■ Requirements ■
For every line in the data below that contains "corso", copy the line.

■ Task input ■
-- begin --

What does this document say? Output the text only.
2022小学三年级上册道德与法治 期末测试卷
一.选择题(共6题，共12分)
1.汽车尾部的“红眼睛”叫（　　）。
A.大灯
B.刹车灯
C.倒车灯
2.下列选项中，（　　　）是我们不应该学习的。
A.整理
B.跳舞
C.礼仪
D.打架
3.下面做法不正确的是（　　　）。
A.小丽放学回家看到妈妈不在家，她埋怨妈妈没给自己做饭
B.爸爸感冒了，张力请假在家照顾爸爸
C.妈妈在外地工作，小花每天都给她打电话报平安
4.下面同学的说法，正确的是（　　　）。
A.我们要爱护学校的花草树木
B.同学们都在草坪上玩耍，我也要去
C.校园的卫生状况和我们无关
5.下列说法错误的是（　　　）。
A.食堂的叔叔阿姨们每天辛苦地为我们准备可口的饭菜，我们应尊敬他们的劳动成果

-- end --
-- begin --

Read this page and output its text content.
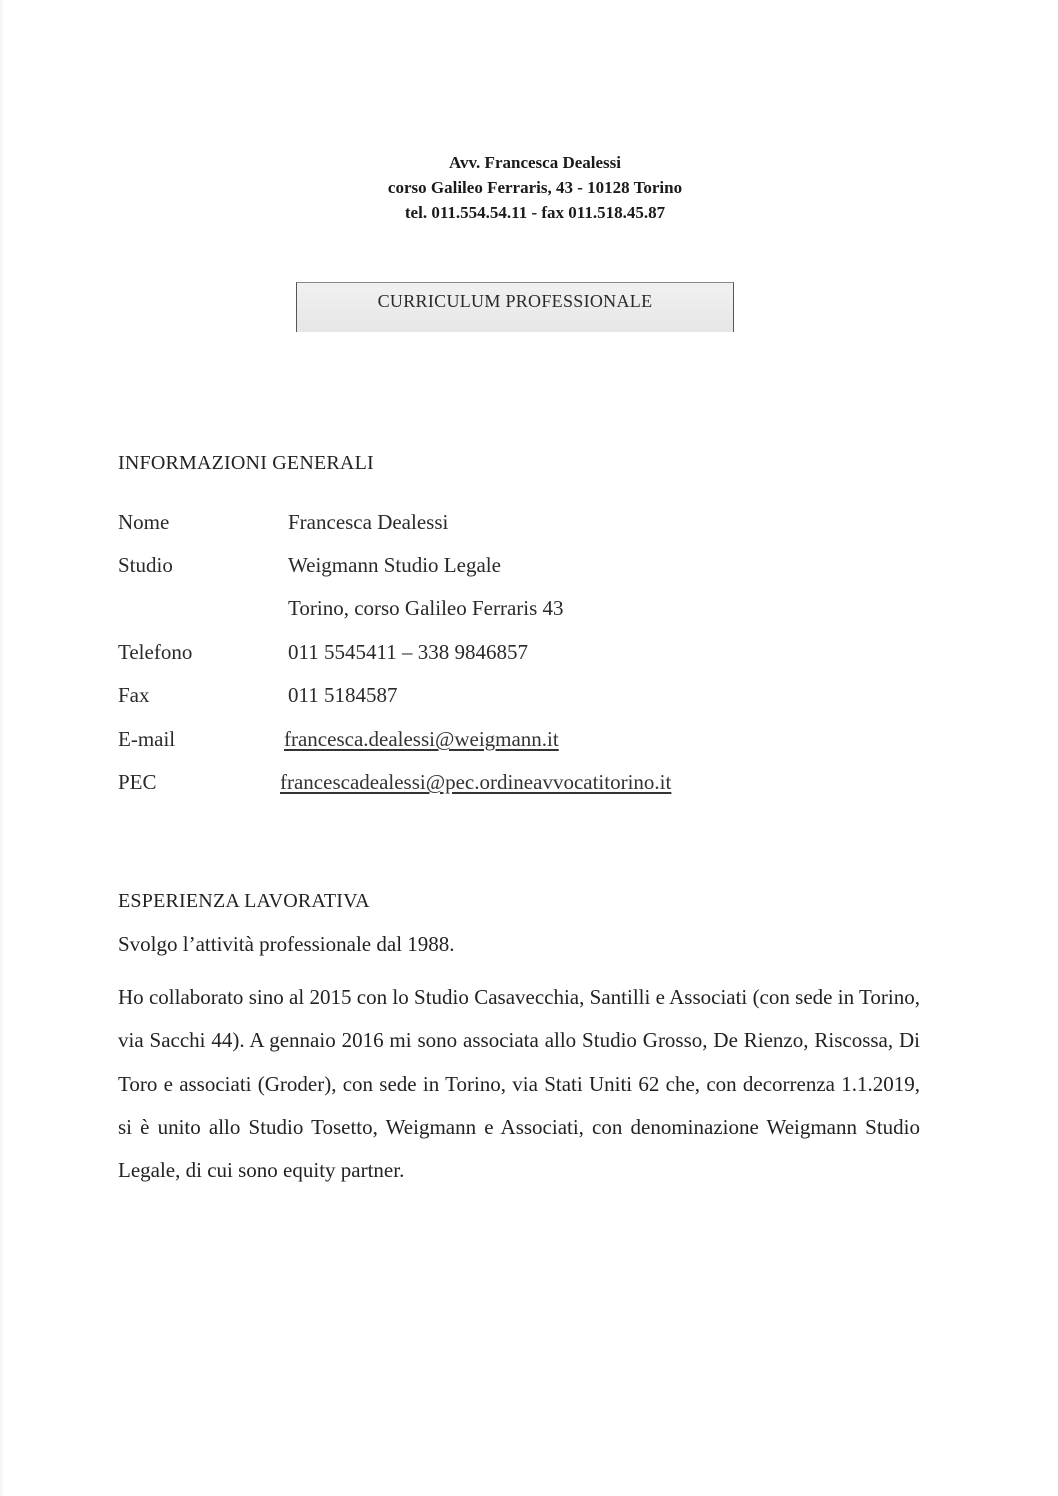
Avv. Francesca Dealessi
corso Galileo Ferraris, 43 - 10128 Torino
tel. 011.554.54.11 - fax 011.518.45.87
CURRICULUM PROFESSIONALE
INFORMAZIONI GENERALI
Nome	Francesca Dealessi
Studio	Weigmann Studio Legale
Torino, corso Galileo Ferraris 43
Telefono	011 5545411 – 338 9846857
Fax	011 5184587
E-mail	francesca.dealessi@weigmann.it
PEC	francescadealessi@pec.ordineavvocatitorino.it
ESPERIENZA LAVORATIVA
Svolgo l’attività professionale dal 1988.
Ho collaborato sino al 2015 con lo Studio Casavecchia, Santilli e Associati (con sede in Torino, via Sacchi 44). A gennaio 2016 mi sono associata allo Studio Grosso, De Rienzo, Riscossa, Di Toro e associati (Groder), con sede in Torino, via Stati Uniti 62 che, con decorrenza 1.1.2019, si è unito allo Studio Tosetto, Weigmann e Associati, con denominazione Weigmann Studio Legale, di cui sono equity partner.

-- end --
-- begin --

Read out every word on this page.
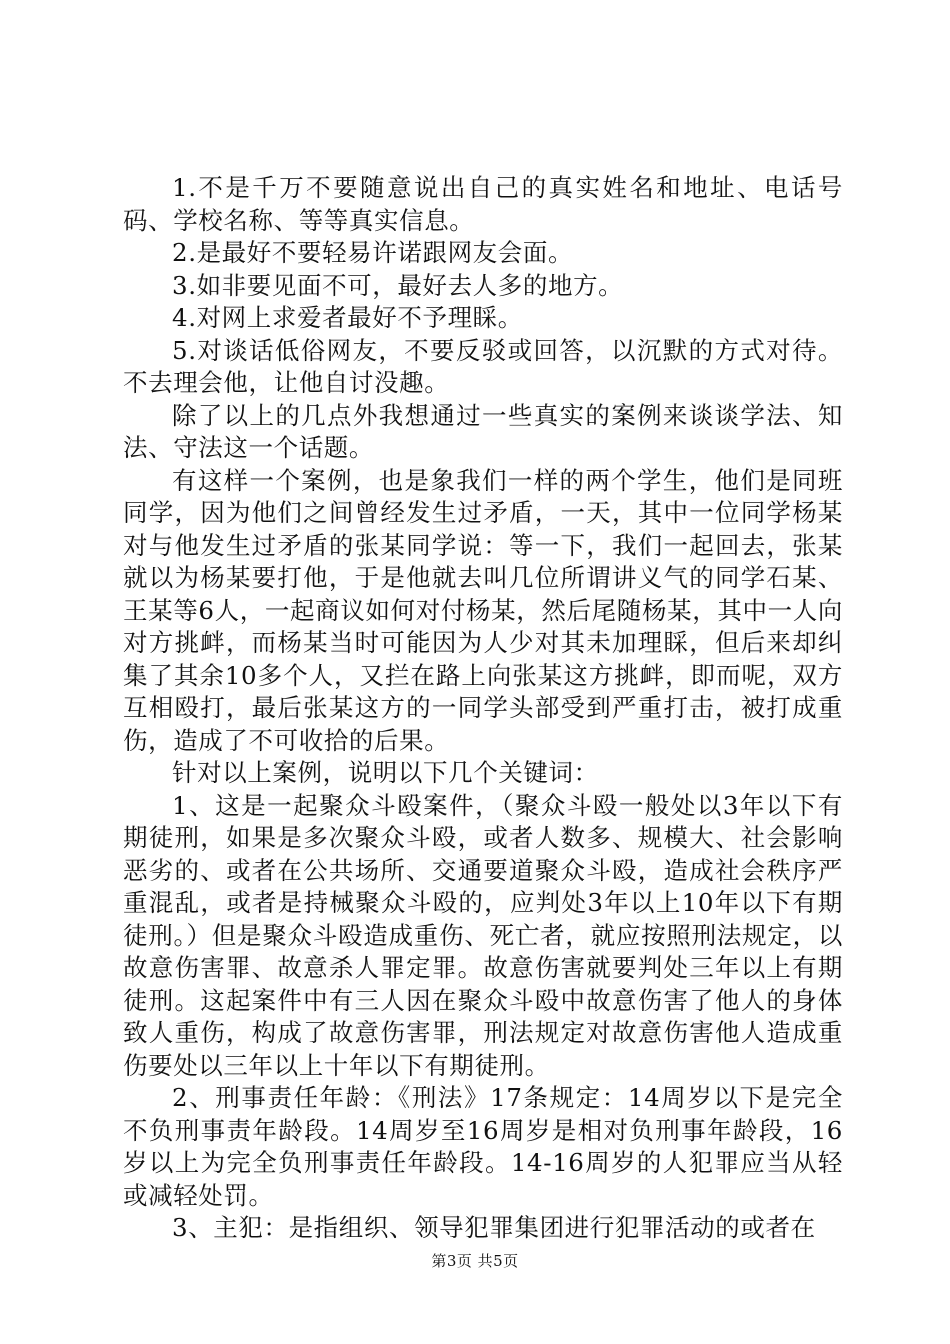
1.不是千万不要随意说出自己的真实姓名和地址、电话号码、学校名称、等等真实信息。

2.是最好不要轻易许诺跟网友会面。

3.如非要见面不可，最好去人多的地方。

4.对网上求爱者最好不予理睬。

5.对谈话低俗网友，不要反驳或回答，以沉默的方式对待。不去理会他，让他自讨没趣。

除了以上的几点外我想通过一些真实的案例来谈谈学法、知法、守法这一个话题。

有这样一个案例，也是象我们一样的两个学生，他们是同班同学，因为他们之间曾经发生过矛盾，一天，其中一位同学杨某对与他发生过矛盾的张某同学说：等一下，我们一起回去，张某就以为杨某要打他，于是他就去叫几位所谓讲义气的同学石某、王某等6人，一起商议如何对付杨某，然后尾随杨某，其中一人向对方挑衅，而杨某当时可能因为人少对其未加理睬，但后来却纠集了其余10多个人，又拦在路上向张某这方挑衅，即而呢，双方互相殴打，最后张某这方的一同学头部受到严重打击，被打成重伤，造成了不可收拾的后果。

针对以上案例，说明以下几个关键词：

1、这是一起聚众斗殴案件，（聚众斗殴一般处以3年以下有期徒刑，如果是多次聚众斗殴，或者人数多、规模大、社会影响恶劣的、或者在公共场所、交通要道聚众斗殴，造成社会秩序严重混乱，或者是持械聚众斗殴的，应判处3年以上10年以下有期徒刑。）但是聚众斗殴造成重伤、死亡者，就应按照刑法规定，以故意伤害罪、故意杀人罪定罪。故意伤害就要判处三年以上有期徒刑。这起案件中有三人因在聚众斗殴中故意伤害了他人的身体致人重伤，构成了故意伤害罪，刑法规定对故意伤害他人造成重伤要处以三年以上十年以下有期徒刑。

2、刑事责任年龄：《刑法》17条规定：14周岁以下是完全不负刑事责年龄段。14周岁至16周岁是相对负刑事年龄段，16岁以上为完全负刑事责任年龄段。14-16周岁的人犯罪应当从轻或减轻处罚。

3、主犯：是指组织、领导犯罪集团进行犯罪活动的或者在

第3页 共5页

-- end --

■ Result for this exercise ■
corso Galileo Ferraris, 43 - 10128 Torino
Torino, corso Galileo Ferraris 43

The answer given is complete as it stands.